Work instructions:
Quote the records in full and leave their pictures out.

Stored items:
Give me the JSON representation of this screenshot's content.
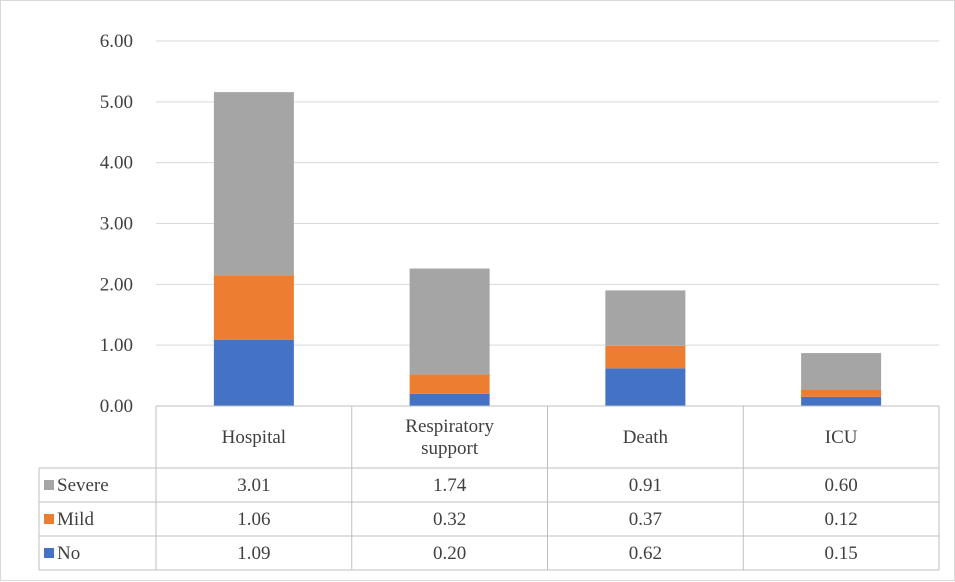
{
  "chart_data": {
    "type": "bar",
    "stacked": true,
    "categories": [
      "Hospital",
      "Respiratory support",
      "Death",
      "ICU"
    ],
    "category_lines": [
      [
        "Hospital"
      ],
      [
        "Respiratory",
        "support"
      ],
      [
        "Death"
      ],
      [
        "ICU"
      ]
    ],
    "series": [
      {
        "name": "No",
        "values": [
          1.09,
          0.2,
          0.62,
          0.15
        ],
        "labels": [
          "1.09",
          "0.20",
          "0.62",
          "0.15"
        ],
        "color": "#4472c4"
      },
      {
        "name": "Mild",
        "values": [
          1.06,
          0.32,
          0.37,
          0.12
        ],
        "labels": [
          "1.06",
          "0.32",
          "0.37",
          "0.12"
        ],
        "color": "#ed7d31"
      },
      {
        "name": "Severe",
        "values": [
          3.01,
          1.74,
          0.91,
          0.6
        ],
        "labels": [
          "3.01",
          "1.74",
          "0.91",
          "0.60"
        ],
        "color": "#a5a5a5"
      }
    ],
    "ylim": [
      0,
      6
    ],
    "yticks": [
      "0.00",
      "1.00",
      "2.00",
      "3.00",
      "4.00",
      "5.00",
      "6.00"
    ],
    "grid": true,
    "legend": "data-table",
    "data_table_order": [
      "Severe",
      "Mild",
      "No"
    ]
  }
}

Task solution:
Give me the JSON representation of this screenshot's content.
{
  "chart_data": {
    "type": "bar",
    "stacked": true,
    "categories": [
      "Hospital",
      "Respiratory support",
      "Death",
      "ICU"
    ],
    "category_lines": [
      [
        "Hospital"
      ],
      [
        "Respiratory",
        "support"
      ],
      [
        "Death"
      ],
      [
        "ICU"
      ]
    ],
    "series": [
      {
        "name": "No",
        "values": [
          1.09,
          0.2,
          0.62,
          0.15
        ],
        "labels": [
          "1.09",
          "0.20",
          "0.62",
          "0.15"
        ],
        "color": "#4472c4"
      },
      {
        "name": "Mild",
        "values": [
          1.06,
          0.32,
          0.37,
          0.12
        ],
        "labels": [
          "1.06",
          "0.32",
          "0.37",
          "0.12"
        ],
        "color": "#ed7d31"
      },
      {
        "name": "Severe",
        "values": [
          3.01,
          1.74,
          0.91,
          0.6
        ],
        "labels": [
          "3.01",
          "1.74",
          "0.91",
          "0.60"
        ],
        "color": "#a5a5a5"
      }
    ],
    "ylim": [
      0,
      6
    ],
    "yticks": [
      "0.00",
      "1.00",
      "2.00",
      "3.00",
      "4.00",
      "5.00",
      "6.00"
    ],
    "grid": true,
    "legend": "data-table",
    "data_table_order": [
      "Severe",
      "Mild",
      "No"
    ]
  }
}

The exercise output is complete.